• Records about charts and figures
..............................

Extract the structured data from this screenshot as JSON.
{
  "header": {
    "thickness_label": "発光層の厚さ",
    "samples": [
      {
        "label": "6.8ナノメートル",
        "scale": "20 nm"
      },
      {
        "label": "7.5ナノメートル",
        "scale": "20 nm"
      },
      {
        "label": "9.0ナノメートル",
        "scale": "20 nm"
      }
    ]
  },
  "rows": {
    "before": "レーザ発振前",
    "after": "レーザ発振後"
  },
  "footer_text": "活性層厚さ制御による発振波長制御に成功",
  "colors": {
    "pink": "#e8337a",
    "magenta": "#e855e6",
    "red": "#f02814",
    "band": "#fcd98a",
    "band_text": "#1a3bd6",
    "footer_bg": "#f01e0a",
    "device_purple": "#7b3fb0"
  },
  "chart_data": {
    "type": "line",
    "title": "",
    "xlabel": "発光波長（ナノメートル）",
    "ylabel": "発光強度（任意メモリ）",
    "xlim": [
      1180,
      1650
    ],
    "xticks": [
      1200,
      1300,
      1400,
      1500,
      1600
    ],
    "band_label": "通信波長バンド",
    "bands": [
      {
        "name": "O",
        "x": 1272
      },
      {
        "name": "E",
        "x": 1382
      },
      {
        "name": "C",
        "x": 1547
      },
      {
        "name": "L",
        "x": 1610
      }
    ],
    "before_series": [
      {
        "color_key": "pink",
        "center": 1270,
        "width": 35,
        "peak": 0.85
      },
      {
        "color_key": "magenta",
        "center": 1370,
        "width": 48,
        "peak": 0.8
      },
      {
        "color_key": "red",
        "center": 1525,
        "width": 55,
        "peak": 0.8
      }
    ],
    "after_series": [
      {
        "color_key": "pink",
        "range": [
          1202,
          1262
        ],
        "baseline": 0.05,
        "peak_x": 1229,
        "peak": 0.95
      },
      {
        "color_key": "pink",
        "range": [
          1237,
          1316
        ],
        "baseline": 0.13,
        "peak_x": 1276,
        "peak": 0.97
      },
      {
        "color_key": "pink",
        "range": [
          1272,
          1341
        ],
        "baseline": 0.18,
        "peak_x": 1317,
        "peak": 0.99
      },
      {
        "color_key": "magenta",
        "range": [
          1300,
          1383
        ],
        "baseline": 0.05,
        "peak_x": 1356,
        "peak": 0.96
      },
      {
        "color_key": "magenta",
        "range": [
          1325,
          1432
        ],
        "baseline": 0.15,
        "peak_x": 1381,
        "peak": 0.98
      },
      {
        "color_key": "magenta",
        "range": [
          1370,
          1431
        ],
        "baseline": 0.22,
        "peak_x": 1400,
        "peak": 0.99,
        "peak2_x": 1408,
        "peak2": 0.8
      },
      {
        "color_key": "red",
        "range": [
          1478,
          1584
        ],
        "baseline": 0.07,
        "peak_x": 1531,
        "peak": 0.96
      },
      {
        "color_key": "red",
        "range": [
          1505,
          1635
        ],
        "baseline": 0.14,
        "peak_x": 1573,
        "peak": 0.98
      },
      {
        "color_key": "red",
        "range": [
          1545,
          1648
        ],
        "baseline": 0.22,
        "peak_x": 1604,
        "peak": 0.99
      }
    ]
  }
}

..............................

• Written task
Give back the whole listing, word for word.

• Solution to the exercise
Extract the structured data from this screenshot as JSON.
{
  "header": {
    "thickness_label": "発光層の厚さ",
    "samples": [
      {
        "label": "6.8ナノメートル",
        "scale": "20 nm"
      },
      {
        "label": "7.5ナノメートル",
        "scale": "20 nm"
      },
      {
        "label": "9.0ナノメートル",
        "scale": "20 nm"
      }
    ]
  },
  "rows": {
    "before": "レーザ発振前",
    "after": "レーザ発振後"
  },
  "footer_text": "活性層厚さ制御による発振波長制御に成功",
  "colors": {
    "pink": "#e8337a",
    "magenta": "#e855e6",
    "red": "#f02814",
    "band": "#fcd98a",
    "band_text": "#1a3bd6",
    "footer_bg": "#f01e0a",
    "device_purple": "#7b3fb0"
  },
  "chart_data": {
    "type": "line",
    "title": "",
    "xlabel": "発光波長（ナノメートル）",
    "ylabel": "発光強度（任意メモリ）",
    "xlim": [
      1180,
      1650
    ],
    "xticks": [
      1200,
      1300,
      1400,
      1500,
      1600
    ],
    "band_label": "通信波長バンド",
    "bands": [
      {
        "name": "O",
        "x": 1272
      },
      {
        "name": "E",
        "x": 1382
      },
      {
        "name": "C",
        "x": 1547
      },
      {
        "name": "L",
        "x": 1610
      }
    ],
    "before_series": [
      {
        "color_key": "pink",
        "center": 1270,
        "width": 35,
        "peak": 0.85
      },
      {
        "color_key": "magenta",
        "center": 1370,
        "width": 48,
        "peak": 0.8
      },
      {
        "color_key": "red",
        "center": 1525,
        "width": 55,
        "peak": 0.8
      }
    ],
    "after_series": [
      {
        "color_key": "pink",
        "range": [
          1202,
          1262
        ],
        "baseline": 0.05,
        "peak_x": 1229,
        "peak": 0.95
      },
      {
        "color_key": "pink",
        "range": [
          1237,
          1316
        ],
        "baseline": 0.13,
        "peak_x": 1276,
        "peak": 0.97
      },
      {
        "color_key": "pink",
        "range": [
          1272,
          1341
        ],
        "baseline": 0.18,
        "peak_x": 1317,
        "peak": 0.99
      },
      {
        "color_key": "magenta",
        "range": [
          1300,
          1383
        ],
        "baseline": 0.05,
        "peak_x": 1356,
        "peak": 0.96
      },
      {
        "color_key": "magenta",
        "range": [
          1325,
          1432
        ],
        "baseline": 0.15,
        "peak_x": 1381,
        "peak": 0.98
      },
      {
        "color_key": "magenta",
        "range": [
          1370,
          1431
        ],
        "baseline": 0.22,
        "peak_x": 1400,
        "peak": 0.99,
        "peak2_x": 1408,
        "peak2": 0.8
      },
      {
        "color_key": "red",
        "range": [
          1478,
          1584
        ],
        "baseline": 0.07,
        "peak_x": 1531,
        "peak": 0.96
      },
      {
        "color_key": "red",
        "range": [
          1505,
          1635
        ],
        "baseline": 0.14,
        "peak_x": 1573,
        "peak": 0.98
      },
      {
        "color_key": "red",
        "range": [
          1545,
          1648
        ],
        "baseline": 0.22,
        "peak_x": 1604,
        "peak": 0.99
      }
    ]
  }
}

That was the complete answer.